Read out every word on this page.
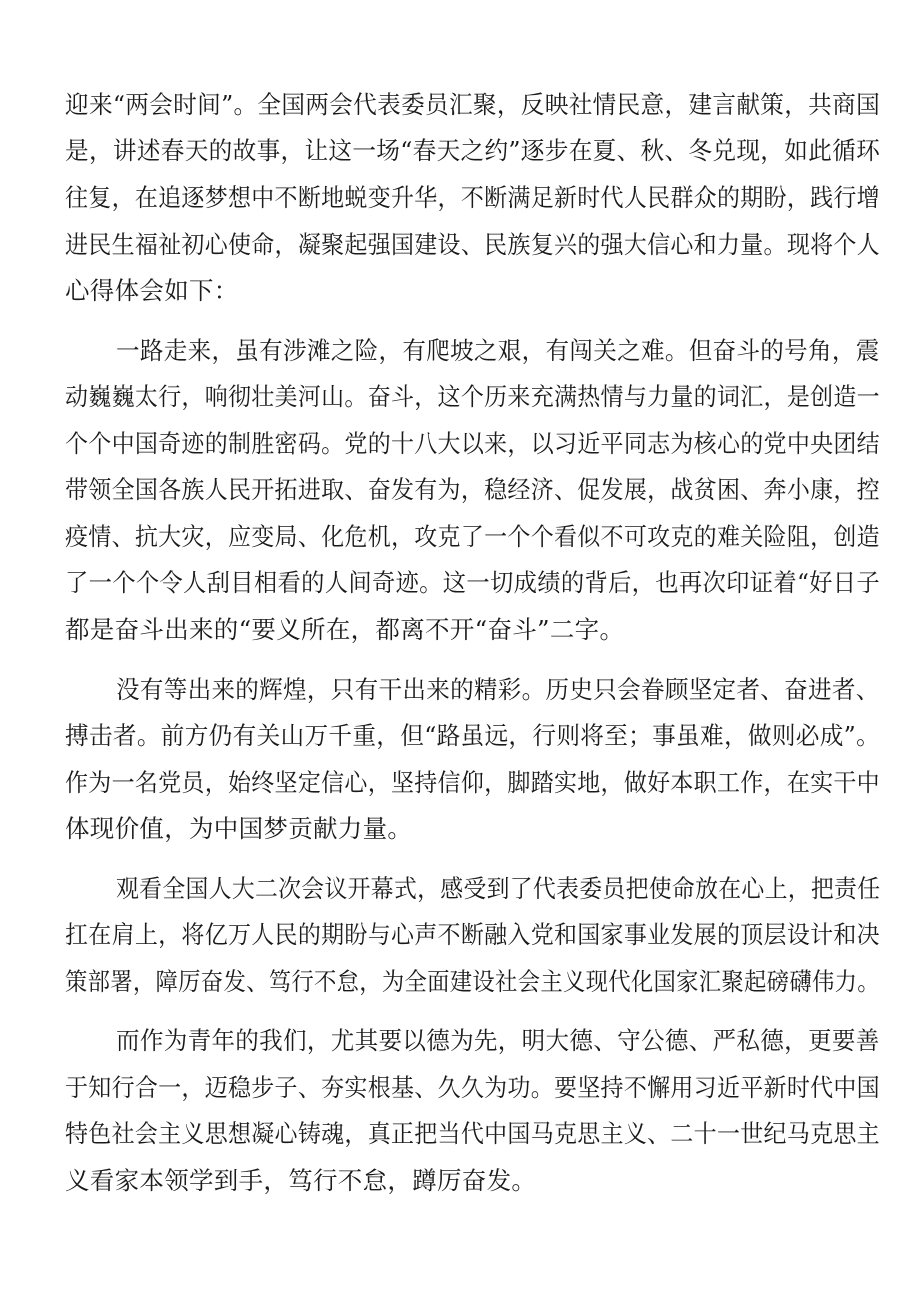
迎来“两会时间”。全国两会代表委员汇聚，反映社情民意，建言献策，共商国
是，讲述春天的故事，让这一场“春天之约”逐步在夏、秋、冬兑现，如此循环
往复，在追逐梦想中不断地蜕变升华，不断满足新时代人民群众的期盼，践行增
进民生福祉初心使命，凝聚起强国建设、民族复兴的强大信心和力量。现将个人
心得体会如下：
一路走来，虽有涉滩之险，有爬坡之艰，有闯关之难。但奋斗的号角，震
动巍巍太行，响彻壮美河山。奋斗，这个历来充满热情与力量的词汇，是创造一
个个中国奇迹的制胜密码。党的十八大以来，以习近平同志为核心的党中央团结
带领全国各族人民开拓进取、奋发有为，稳经济、促发展，战贫困、奔小康，控
疫情、抗大灾，应变局、化危机，攻克了一个个看似不可攻克的难关险阻，创造
了一个个令人刮目相看的人间奇迹。这一切成绩的背后，也再次印证着“好日子
都是奋斗出来的“要义所在，都离不开“奋斗”二字。
没有等出来的辉煌，只有干出来的精彩。历史只会眷顾坚定者、奋进者、
搏击者。前方仍有关山万千重，但“路虽远，行则将至；事虽难，做则必成”。
作为一名党员，始终坚定信心，坚持信仰，脚踏实地，做好本职工作，在实干中
体现价值，为中国梦贡献力量。
观看全国人大二次会议开幕式，感受到了代表委员把使命放在心上，把责任
扛在肩上，将亿万人民的期盼与心声不断融入党和国家事业发展的顶层设计和决
策部署，障厉奋发、笃行不怠，为全面建设社会主义现代化国家汇聚起磅礴伟力。
而作为青年的我们，尤其要以德为先，明大德、守公德、严私德，更要善
于知行合一，迈稳步子、夯实根基、久久为功。要坚持不懈用习近平新时代中国
特色社会主义思想凝心铸魂，真正把当代中国马克思主义、二十一世纪马克思主
义看家本领学到手，笃行不怠，蹲厉奋发。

> **Aim**:
What comes back should match the records exactly, minus any pictures.

> **Solution to this task**:
Read out every word on this page.
迎来“两会时间”。全国两会代表委员汇聚，反映社情民意，建言献策，共商国
是，讲述春天的故事，让这一场“春天之约”逐步在夏、秋、冬兑现，如此循环
往复，在追逐梦想中不断地蜕变升华，不断满足新时代人民群众的期盼，践行增
进民生福祉初心使命，凝聚起强国建设、民族复兴的强大信心和力量。现将个人
心得体会如下：
一路走来，虽有涉滩之险，有爬坡之艰，有闯关之难。但奋斗的号角，震
动巍巍太行，响彻壮美河山。奋斗，这个历来充满热情与力量的词汇，是创造一
个个中国奇迹的制胜密码。党的十八大以来，以习近平同志为核心的党中央团结
带领全国各族人民开拓进取、奋发有为，稳经济、促发展，战贫困、奔小康，控
疫情、抗大灾，应变局、化危机，攻克了一个个看似不可攻克的难关险阻，创造
了一个个令人刮目相看的人间奇迹。这一切成绩的背后，也再次印证着“好日子
都是奋斗出来的“要义所在，都离不开“奋斗”二字。
没有等出来的辉煌，只有干出来的精彩。历史只会眷顾坚定者、奋进者、
搏击者。前方仍有关山万千重，但“路虽远，行则将至；事虽难，做则必成”。
作为一名党员，始终坚定信心，坚持信仰，脚踏实地，做好本职工作，在实干中
体现价值，为中国梦贡献力量。
观看全国人大二次会议开幕式，感受到了代表委员把使命放在心上，把责任
扛在肩上，将亿万人民的期盼与心声不断融入党和国家事业发展的顶层设计和决
策部署，障厉奋发、笃行不怠，为全面建设社会主义现代化国家汇聚起磅礴伟力。
而作为青年的我们，尤其要以德为先，明大德、守公德、严私德，更要善
于知行合一，迈稳步子、夯实根基、久久为功。要坚持不懈用习近平新时代中国
特色社会主义思想凝心铸魂，真正把当代中国马克思主义、二十一世纪马克思主
义看家本领学到手，笃行不怠，蹲厉奋发。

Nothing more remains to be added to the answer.